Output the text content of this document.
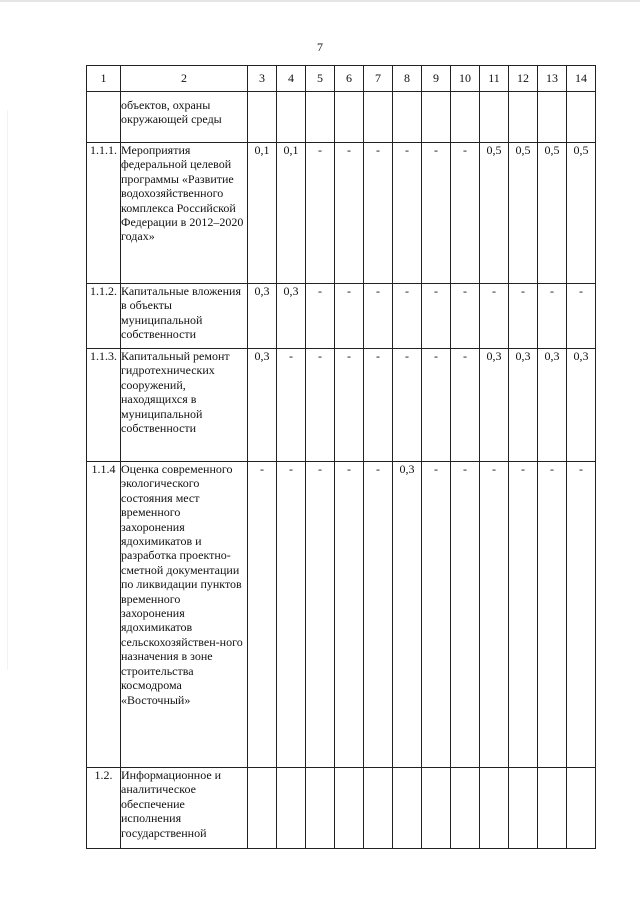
7
1	2	3	4	5	6	7	8	9	10	11	12	13	14
	объектов, охраны окружающей среды												
1.1.1.	Мероприятия федеральной целевой программы «Развитие водохозяйственного комплекса Российской Федерации в 2012–2020 годах»	0,1	0,1	-	-	-	-	-	-	0,5	0,5	0,5	0,5
1.1.2.	Капитальные вложения в объекты муниципальной собственности	0,3	0,3	-	-	-	-	-	-	-	-	-	-
1.1.3.	Капитальный ремонт гидротехнических сооружений, находящихся в муниципальной собственности	0,3	-	-	-	-	-	-	-	0,3	0,3	0,3	0,3
1.1.4	Оценка современного экологического состояния мест временного захоронения ядохимикатов и разработка проектно-сметной документации по ликвидации пунктов временного захоронения ядохимикатов сельскохозяйствен-ного назначения в зоне строительства космодрома «Восточный»	-	-	-	-	-	0,3	-	-	-	-	-	-
1.2.	Информационное и аналитическое обеспечение исполнения государственной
# # # # # # #
* WORK TO BE COMPLETED
Transcribe every line from the records above without alteration, and leave out the images.

* TASK RESPONSE
Output the text content of this document.
7
1	2	3	4	5	6	7	8	9	10	11	12	13	14
	объектов, охраны окружающей среды												
1.1.1.	Мероприятия федеральной целевой программы «Развитие водохозяйственного комплекса Российской Федерации в 2012–2020 годах»	0,1	0,1	-	-	-	-	-	-	0,5	0,5	0,5	0,5
1.1.2.	Капитальные вложения в объекты муниципальной собственности	0,3	0,3	-	-	-	-	-	-	-	-	-	-
1.1.3.	Капитальный ремонт гидротехнических сооружений, находящихся в муниципальной собственности	0,3	-	-	-	-	-	-	-	0,3	0,3	0,3	0,3
1.1.4	Оценка современного экологического состояния мест временного захоронения ядохимикатов и разработка проектно-сметной документации по ликвидации пунктов временного захоронения ядохимикатов сельскохозяйствен-ного назначения в зоне строительства космодрома «Восточный»	-	-	-	-	-	0,3	-	-	-	-	-	-
1.2.	Информационное и аналитическое обеспечение исполнения государственной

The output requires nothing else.